### DOCUMENTO DE ORIGEM:
┄┄┄┄┄┄

Pierre assinala que a faculdade pretende exigir explicações do Conselho Superior da Polícia Nacional, porque “a força de ocupação não pode vir intimidar os estudantes depois de haver contaminado o país com o vírus da cólera e violentado mulheres e homens”.
“Nós não aceitamos este disparate da Minustah. Não vamos tolerar que venham asfixiar nossas mulheres e nossas crianças com gás lacrimogêneo. Se vierem provocar os estudantes na faculdade mais uma vez, todo o bairro reagirá. Não havia nenhuma desordem no bairro”, avisa Dieunord Joseph, morador do beco Le Hasard, onde se situa a Fasch.
Eles sabem muito bem que não se pode penetrar no recinto de uma faculdade com armas”, continua Joseph.

Os fatos da agressão - Os estudantes assistiam tranquilamente a suas aulas quando foram alertados da presença dos “visitantes indesejados”. Era por volta das 11 horas da manhã. Pânico geral. As aulas foram interrompidas.
Diante dos soldados, os estudantes fecham o portal. Nervosos, os brasileiros atiram balas de borracha e lançam uma granada de gás lacrimogêneo para o interior da faculdade, quebrando, entre outras coisas, persianas.
“Não deixamos de lembrá-los de que não há ninguém a violar na Fasch e que não temos necessidade de que eles venham nos infectar com a cólera”, explica uma estudante à AlterPresse.
Uma colaboradora da AlterPresse no interior do consórcio de mídia “Ayiti Kale Je” se vê obrigada a interromper a aula de jornalismo investigativo que dava a estudantes de comunicação social.
Quase 14 horas. Os militares voltam à carga. Eles deixam o jipe na avenida Christophe e sobem a pé a pequena colina que dá acesso à faculdade, munidos de capacetes, escudos e mantos. E, uma vez mais, a barreira da faculdade é fechada.

┄┄┄┄┄┄

### DADOS FORNECIDOS:
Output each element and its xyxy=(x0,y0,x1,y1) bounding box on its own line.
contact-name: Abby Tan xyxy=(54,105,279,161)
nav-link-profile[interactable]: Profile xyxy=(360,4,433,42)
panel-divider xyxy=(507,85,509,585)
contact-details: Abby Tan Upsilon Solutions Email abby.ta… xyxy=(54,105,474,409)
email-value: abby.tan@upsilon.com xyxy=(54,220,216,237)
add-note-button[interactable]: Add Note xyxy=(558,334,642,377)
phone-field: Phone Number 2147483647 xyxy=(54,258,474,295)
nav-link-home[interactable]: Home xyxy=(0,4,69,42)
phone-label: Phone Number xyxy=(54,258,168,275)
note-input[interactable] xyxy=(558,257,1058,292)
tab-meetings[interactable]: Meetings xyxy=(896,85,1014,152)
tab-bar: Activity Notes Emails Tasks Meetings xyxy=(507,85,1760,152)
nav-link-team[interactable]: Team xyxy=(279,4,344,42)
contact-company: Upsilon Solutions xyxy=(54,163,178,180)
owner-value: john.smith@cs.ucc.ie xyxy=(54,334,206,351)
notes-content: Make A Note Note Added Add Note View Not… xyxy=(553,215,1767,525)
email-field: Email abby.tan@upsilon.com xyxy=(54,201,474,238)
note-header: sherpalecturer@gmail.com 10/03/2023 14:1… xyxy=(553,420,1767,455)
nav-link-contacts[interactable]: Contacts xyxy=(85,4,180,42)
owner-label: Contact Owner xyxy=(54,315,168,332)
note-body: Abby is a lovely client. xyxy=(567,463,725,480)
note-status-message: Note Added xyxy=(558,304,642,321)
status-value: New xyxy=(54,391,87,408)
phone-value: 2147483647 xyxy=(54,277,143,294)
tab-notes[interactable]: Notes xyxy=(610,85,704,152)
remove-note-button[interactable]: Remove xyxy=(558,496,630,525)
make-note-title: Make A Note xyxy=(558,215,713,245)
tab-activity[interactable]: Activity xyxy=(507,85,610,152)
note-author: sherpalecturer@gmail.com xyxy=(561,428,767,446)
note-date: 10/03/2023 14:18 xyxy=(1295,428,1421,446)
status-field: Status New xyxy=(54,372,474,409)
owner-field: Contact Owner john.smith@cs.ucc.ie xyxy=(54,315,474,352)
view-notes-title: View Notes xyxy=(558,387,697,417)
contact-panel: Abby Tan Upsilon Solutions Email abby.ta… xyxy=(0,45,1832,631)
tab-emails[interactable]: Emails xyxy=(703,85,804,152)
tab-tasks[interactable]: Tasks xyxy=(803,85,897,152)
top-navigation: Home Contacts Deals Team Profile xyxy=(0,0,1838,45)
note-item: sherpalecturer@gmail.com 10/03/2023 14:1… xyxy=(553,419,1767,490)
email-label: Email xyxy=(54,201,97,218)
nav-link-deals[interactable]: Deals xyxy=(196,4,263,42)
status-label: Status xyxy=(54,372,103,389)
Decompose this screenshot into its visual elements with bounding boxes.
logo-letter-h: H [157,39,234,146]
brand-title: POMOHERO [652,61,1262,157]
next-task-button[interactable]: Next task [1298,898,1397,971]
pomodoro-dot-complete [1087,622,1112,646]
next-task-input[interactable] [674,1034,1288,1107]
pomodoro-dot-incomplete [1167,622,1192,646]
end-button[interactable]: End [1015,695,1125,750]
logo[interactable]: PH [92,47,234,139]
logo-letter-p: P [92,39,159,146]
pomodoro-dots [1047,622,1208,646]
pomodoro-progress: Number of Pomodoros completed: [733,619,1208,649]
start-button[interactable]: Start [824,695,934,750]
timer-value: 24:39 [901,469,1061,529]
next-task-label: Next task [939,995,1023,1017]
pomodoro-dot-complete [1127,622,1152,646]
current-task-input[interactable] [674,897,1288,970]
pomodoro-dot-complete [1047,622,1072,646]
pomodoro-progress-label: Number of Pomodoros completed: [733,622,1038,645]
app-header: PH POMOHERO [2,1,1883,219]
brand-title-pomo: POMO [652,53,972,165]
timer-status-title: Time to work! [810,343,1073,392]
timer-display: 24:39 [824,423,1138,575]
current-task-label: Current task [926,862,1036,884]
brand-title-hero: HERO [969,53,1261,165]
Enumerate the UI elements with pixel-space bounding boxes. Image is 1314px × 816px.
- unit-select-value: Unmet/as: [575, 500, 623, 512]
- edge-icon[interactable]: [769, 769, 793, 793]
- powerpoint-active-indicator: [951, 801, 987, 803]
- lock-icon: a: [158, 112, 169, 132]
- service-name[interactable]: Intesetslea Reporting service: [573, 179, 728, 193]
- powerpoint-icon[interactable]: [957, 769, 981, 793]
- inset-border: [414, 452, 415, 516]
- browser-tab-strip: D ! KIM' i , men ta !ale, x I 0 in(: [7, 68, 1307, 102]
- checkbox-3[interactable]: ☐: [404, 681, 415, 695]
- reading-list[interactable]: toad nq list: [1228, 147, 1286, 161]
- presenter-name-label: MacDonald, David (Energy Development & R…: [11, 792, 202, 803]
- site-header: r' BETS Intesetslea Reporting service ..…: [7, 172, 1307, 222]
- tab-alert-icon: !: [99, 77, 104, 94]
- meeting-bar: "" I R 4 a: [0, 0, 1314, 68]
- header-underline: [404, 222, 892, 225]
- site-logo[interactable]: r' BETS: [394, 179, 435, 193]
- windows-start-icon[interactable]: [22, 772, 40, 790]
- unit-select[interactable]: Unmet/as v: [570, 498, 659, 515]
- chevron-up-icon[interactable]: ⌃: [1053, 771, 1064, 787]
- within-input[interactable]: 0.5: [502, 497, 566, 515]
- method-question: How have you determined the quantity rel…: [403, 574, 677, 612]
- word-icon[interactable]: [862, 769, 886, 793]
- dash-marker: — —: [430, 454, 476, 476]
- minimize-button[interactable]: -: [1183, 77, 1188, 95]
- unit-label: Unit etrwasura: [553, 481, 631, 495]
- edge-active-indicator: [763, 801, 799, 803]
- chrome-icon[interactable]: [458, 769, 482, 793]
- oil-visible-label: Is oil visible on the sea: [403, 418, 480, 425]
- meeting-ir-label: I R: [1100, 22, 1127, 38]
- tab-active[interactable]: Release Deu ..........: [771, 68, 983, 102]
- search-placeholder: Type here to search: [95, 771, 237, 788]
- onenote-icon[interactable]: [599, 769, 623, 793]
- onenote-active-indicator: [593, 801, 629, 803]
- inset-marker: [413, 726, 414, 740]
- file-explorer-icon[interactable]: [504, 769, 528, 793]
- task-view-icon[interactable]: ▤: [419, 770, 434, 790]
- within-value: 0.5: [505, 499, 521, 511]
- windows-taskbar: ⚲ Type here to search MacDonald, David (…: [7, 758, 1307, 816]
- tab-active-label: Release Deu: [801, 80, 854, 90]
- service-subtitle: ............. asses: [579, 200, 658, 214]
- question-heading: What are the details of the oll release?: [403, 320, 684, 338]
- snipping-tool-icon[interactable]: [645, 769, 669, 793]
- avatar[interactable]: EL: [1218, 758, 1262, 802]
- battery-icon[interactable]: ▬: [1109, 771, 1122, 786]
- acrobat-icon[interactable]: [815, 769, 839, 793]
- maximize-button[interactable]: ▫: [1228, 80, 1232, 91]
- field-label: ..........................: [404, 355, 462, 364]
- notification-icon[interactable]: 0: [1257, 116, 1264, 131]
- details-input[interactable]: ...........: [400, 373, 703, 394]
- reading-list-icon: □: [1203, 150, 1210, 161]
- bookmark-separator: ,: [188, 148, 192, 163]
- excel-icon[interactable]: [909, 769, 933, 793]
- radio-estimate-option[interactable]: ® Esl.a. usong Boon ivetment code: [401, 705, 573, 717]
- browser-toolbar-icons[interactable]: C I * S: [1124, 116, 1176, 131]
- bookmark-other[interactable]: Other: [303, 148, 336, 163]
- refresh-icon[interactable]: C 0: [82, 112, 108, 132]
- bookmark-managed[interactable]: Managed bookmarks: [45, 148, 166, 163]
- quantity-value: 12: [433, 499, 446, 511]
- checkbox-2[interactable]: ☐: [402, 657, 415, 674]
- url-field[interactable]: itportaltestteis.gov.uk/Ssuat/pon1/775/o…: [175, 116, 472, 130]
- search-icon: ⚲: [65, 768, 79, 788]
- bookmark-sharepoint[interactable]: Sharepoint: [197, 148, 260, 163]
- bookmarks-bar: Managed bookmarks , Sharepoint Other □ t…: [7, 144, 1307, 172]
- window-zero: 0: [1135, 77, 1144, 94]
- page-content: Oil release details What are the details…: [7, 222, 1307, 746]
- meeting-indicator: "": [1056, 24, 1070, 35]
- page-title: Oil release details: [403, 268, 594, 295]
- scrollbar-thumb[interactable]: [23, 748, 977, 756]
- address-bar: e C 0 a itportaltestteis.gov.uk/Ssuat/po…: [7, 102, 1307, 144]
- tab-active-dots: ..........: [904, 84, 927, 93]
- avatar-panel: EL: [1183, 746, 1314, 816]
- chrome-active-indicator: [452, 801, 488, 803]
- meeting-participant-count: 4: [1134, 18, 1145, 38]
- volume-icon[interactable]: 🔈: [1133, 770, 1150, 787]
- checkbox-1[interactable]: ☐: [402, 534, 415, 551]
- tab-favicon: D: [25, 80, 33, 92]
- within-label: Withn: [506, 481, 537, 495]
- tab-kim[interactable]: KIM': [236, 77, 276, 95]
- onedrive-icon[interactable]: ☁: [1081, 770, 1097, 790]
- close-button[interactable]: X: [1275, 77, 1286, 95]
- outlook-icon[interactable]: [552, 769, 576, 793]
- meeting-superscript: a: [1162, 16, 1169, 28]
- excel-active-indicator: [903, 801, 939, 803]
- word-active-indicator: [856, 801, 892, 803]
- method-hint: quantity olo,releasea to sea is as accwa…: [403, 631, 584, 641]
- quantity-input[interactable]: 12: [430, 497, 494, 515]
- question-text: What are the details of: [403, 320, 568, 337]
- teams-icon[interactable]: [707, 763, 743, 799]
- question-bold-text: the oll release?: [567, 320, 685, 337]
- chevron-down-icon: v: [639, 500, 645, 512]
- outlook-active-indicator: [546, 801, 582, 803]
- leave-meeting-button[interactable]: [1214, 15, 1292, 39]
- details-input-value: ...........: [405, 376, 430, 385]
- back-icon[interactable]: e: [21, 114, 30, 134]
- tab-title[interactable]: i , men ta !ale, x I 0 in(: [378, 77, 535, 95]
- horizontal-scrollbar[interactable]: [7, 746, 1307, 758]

┄┄┄┄┄┄

### TAREFA A:
Responda com base na reportagem sobre a Fasch:
(i) Por volta de que horas os estudantes foram alertados da presença dos “visitantes indesejados”?
(ii) Em que avenida os militares deixam o jipe quando voltam à carga?
(iii) Em que beco se situa a Fasch, segundo a reportagem?
### TAREFA B:
Dê seguimento à reportagem sobre a Fasch, começando logo após a última frase apresentada.

### RESPOSTA ESCRITA A:
(i) Por volta das 11 horas da manhã.
(ii) Na avenida Christophe.
(iii) No beco Le Hasard.

### RESPOSTA ESCRITA B:
“Nós íamos enfim conseguir o quórum de 30 delegados para poder realizar a assembleia mista e decidir sobre o processo eleitoral e outras questões relativas à faculdade, quando eles (os soldados) vieram estragar tudo”, explica o professor Roosevelt Millard, membro da direção da assembleia mista representativa da Fasch.
Quase 16 horas. O terceiro horário de aulas deve começar. Alguns estudantes e funcionários traumatizados, temendo represálias por parte da força da ONU, já deixaram o recinto da faculdade. Outros, reunidos em pequenos grupos, discutem. “O que eles vieram fazer exatamente?”, pergunta um deles.
Os professores chegam, entre os quais Ary Régis, que se espanta ao saber da visita dos capacetes azuis da ONU. “Mas... o que eles vieram fazer?” questiona-se o professor de grandes olhos, atrás do volante do seu carro.
Essa questão está em todas as bocas e parece não encontrar resposta.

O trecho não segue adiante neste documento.